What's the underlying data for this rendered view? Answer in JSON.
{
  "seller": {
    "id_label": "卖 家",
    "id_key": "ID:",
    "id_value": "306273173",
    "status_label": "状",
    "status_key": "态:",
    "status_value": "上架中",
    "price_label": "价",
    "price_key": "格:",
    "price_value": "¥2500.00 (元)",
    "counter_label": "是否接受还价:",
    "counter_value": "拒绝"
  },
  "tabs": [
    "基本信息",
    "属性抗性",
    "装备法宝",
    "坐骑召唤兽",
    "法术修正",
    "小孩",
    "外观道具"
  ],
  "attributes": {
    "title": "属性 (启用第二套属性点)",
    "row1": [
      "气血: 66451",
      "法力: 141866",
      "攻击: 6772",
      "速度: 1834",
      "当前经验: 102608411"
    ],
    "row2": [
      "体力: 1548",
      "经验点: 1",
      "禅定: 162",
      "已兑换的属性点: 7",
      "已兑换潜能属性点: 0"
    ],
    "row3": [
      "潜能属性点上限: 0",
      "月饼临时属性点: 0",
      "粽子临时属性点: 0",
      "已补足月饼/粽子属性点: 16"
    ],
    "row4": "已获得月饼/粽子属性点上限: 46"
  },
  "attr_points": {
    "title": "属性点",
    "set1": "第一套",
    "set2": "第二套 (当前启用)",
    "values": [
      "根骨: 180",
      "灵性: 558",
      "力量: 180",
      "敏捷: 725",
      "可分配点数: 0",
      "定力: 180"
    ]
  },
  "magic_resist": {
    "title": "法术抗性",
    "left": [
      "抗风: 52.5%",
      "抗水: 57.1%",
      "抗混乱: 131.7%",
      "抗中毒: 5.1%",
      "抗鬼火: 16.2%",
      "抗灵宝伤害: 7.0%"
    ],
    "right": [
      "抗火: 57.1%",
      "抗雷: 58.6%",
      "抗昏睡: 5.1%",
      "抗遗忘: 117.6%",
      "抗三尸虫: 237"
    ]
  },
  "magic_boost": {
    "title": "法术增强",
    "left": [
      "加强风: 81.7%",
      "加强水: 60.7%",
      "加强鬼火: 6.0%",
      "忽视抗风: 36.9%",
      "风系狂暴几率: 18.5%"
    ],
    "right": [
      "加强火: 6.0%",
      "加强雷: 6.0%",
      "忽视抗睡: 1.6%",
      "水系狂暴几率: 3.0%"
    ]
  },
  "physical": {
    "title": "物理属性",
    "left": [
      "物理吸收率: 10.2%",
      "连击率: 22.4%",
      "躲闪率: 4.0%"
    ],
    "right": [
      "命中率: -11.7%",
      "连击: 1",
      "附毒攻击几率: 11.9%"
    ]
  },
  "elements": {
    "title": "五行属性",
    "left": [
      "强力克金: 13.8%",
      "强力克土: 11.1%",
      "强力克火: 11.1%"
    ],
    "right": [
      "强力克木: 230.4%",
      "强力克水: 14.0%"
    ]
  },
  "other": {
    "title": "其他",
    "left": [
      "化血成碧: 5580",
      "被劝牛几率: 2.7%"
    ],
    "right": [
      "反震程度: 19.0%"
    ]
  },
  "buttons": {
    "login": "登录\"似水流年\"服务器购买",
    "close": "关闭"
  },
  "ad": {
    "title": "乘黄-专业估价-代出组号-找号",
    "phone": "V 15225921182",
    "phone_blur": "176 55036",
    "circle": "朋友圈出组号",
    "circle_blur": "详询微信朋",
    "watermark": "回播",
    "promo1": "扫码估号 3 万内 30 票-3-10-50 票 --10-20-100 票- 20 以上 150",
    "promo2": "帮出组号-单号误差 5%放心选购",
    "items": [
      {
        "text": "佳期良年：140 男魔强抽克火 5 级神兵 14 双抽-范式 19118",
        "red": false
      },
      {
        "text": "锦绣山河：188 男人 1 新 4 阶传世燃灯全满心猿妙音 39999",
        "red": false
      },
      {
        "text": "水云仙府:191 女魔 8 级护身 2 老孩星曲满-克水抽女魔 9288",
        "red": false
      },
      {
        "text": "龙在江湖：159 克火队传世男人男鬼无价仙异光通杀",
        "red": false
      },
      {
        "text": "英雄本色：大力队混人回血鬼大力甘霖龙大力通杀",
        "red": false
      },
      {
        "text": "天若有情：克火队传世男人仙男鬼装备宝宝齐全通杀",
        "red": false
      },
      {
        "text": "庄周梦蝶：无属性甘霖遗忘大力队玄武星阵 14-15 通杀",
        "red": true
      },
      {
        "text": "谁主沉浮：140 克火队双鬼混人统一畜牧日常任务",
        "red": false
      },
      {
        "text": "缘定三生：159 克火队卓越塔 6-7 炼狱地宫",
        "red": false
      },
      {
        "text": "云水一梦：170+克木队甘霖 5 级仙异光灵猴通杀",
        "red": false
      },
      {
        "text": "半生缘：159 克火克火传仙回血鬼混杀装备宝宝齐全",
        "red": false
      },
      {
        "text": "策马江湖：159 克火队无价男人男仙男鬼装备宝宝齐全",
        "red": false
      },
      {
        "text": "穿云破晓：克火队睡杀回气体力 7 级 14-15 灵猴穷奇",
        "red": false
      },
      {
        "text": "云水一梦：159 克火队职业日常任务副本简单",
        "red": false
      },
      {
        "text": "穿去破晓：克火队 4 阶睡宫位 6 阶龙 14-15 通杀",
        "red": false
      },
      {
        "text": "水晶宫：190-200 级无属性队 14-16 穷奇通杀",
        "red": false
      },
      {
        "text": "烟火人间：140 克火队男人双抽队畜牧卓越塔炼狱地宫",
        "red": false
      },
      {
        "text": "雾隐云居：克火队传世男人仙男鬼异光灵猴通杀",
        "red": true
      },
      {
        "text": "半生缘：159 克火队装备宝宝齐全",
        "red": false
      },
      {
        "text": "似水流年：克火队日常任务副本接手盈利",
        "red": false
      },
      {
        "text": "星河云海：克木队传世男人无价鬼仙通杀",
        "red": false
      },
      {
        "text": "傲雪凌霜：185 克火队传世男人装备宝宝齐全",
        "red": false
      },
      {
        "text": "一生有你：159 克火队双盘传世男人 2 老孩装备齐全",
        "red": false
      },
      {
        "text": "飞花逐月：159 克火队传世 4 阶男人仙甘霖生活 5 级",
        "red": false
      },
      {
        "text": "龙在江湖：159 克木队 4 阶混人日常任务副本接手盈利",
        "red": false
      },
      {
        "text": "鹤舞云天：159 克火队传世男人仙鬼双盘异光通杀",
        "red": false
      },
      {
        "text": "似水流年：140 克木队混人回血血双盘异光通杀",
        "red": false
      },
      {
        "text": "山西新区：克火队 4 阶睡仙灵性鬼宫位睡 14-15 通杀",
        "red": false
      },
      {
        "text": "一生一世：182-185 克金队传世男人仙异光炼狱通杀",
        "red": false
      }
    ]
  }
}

=-=-=

* _TASK REQUIREMENTS_
Transcribe all of the material exactly. Omit nothing.

* _ANSWER FOR THE TASK_
What's the underlying data for this rendered view? Answer in JSON.
{
  "seller": {
    "id_label": "卖 家",
    "id_key": "ID:",
    "id_value": "306273173",
    "status_label": "状",
    "status_key": "态:",
    "status_value": "上架中",
    "price_label": "价",
    "price_key": "格:",
    "price_value": "¥2500.00 (元)",
    "counter_label": "是否接受还价:",
    "counter_value": "拒绝"
  },
  "tabs": [
    "基本信息",
    "属性抗性",
    "装备法宝",
    "坐骑召唤兽",
    "法术修正",
    "小孩",
    "外观道具"
  ],
  "attributes": {
    "title": "属性 (启用第二套属性点)",
    "row1": [
      "气血: 66451",
      "法力: 141866",
      "攻击: 6772",
      "速度: 1834",
      "当前经验: 102608411"
    ],
    "row2": [
      "体力: 1548",
      "经验点: 1",
      "禅定: 162",
      "已兑换的属性点: 7",
      "已兑换潜能属性点: 0"
    ],
    "row3": [
      "潜能属性点上限: 0",
      "月饼临时属性点: 0",
      "粽子临时属性点: 0",
      "已补足月饼/粽子属性点: 16"
    ],
    "row4": "已获得月饼/粽子属性点上限: 46"
  },
  "attr_points": {
    "title": "属性点",
    "set1": "第一套",
    "set2": "第二套 (当前启用)",
    "values": [
      "根骨: 180",
      "灵性: 558",
      "力量: 180",
      "敏捷: 725",
      "可分配点数: 0",
      "定力: 180"
    ]
  },
  "magic_resist": {
    "title": "法术抗性",
    "left": [
      "抗风: 52.5%",
      "抗水: 57.1%",
      "抗混乱: 131.7%",
      "抗中毒: 5.1%",
      "抗鬼火: 16.2%",
      "抗灵宝伤害: 7.0%"
    ],
    "right": [
      "抗火: 57.1%",
      "抗雷: 58.6%",
      "抗昏睡: 5.1%",
      "抗遗忘: 117.6%",
      "抗三尸虫: 237"
    ]
  },
  "magic_boost": {
    "title": "法术增强",
    "left": [
      "加强风: 81.7%",
      "加强水: 60.7%",
      "加强鬼火: 6.0%",
      "忽视抗风: 36.9%",
      "风系狂暴几率: 18.5%"
    ],
    "right": [
      "加强火: 6.0%",
      "加强雷: 6.0%",
      "忽视抗睡: 1.6%",
      "水系狂暴几率: 3.0%"
    ]
  },
  "physical": {
    "title": "物理属性",
    "left": [
      "物理吸收率: 10.2%",
      "连击率: 22.4%",
      "躲闪率: 4.0%"
    ],
    "right": [
      "命中率: -11.7%",
      "连击: 1",
      "附毒攻击几率: 11.9%"
    ]
  },
  "elements": {
    "title": "五行属性",
    "left": [
      "强力克金: 13.8%",
      "强力克土: 11.1%",
      "强力克火: 11.1%"
    ],
    "right": [
      "强力克木: 230.4%",
      "强力克水: 14.0%"
    ]
  },
  "other": {
    "title": "其他",
    "left": [
      "化血成碧: 5580",
      "被劝牛几率: 2.7%"
    ],
    "right": [
      "反震程度: 19.0%"
    ]
  },
  "buttons": {
    "login": "登录\"似水流年\"服务器购买",
    "close": "关闭"
  },
  "ad": {
    "title": "乘黄-专业估价-代出组号-找号",
    "phone": "V 15225921182",
    "phone_blur": "176 55036",
    "circle": "朋友圈出组号",
    "circle_blur": "详询微信朋",
    "watermark": "回播",
    "promo1": "扫码估号 3 万内 30 票-3-10-50 票 --10-20-100 票- 20 以上 150",
    "promo2": "帮出组号-单号误差 5%放心选购",
    "items": [
      {
        "text": "佳期良年：140 男魔强抽克火 5 级神兵 14 双抽-范式 19118",
        "red": false
      },
      {
        "text": "锦绣山河：188 男人 1 新 4 阶传世燃灯全满心猿妙音 39999",
        "red": false
      },
      {
        "text": "水云仙府:191 女魔 8 级护身 2 老孩星曲满-克水抽女魔 9288",
        "red": false
      },
      {
        "text": "龙在江湖：159 克火队传世男人男鬼无价仙异光通杀",
        "red": false
      },
      {
        "text": "英雄本色：大力队混人回血鬼大力甘霖龙大力通杀",
        "red": false
      },
      {
        "text": "天若有情：克火队传世男人仙男鬼装备宝宝齐全通杀",
        "red": false
      },
      {
        "text": "庄周梦蝶：无属性甘霖遗忘大力队玄武星阵 14-15 通杀",
        "red": true
      },
      {
        "text": "谁主沉浮：140 克火队双鬼混人统一畜牧日常任务",
        "red": false
      },
      {
        "text": "缘定三生：159 克火队卓越塔 6-7 炼狱地宫",
        "red": false
      },
      {
        "text": "云水一梦：170+克木队甘霖 5 级仙异光灵猴通杀",
        "red": false
      },
      {
        "text": "半生缘：159 克火克火传仙回血鬼混杀装备宝宝齐全",
        "red": false
      },
      {
        "text": "策马江湖：159 克火队无价男人男仙男鬼装备宝宝齐全",
        "red": false
      },
      {
        "text": "穿云破晓：克火队睡杀回气体力 7 级 14-15 灵猴穷奇",
        "red": false
      },
      {
        "text": "云水一梦：159 克火队职业日常任务副本简单",
        "red": false
      },
      {
        "text": "穿去破晓：克火队 4 阶睡宫位 6 阶龙 14-15 通杀",
        "red": false
      },
      {
        "text": "水晶宫：190-200 级无属性队 14-16 穷奇通杀",
        "red": false
      },
      {
        "text": "烟火人间：140 克火队男人双抽队畜牧卓越塔炼狱地宫",
        "red": false
      },
      {
        "text": "雾隐云居：克火队传世男人仙男鬼异光灵猴通杀",
        "red": true
      },
      {
        "text": "半生缘：159 克火队装备宝宝齐全",
        "red": false
      },
      {
        "text": "似水流年：克火队日常任务副本接手盈利",
        "red": false
      },
      {
        "text": "星河云海：克木队传世男人无价鬼仙通杀",
        "red": false
      },
      {
        "text": "傲雪凌霜：185 克火队传世男人装备宝宝齐全",
        "red": false
      },
      {
        "text": "一生有你：159 克火队双盘传世男人 2 老孩装备齐全",
        "red": false
      },
      {
        "text": "飞花逐月：159 克火队传世 4 阶男人仙甘霖生活 5 级",
        "red": false
      },
      {
        "text": "龙在江湖：159 克木队 4 阶混人日常任务副本接手盈利",
        "red": false
      },
      {
        "text": "鹤舞云天：159 克火队传世男人仙鬼双盘异光通杀",
        "red": false
      },
      {
        "text": "似水流年：140 克木队混人回血血双盘异光通杀",
        "red": false
      },
      {
        "text": "山西新区：克火队 4 阶睡仙灵性鬼宫位睡 14-15 通杀",
        "red": false
      },
      {
        "text": "一生一世：182-185 克金队传世男人仙异光炼狱通杀",
        "red": false
      }
    ]
  }
}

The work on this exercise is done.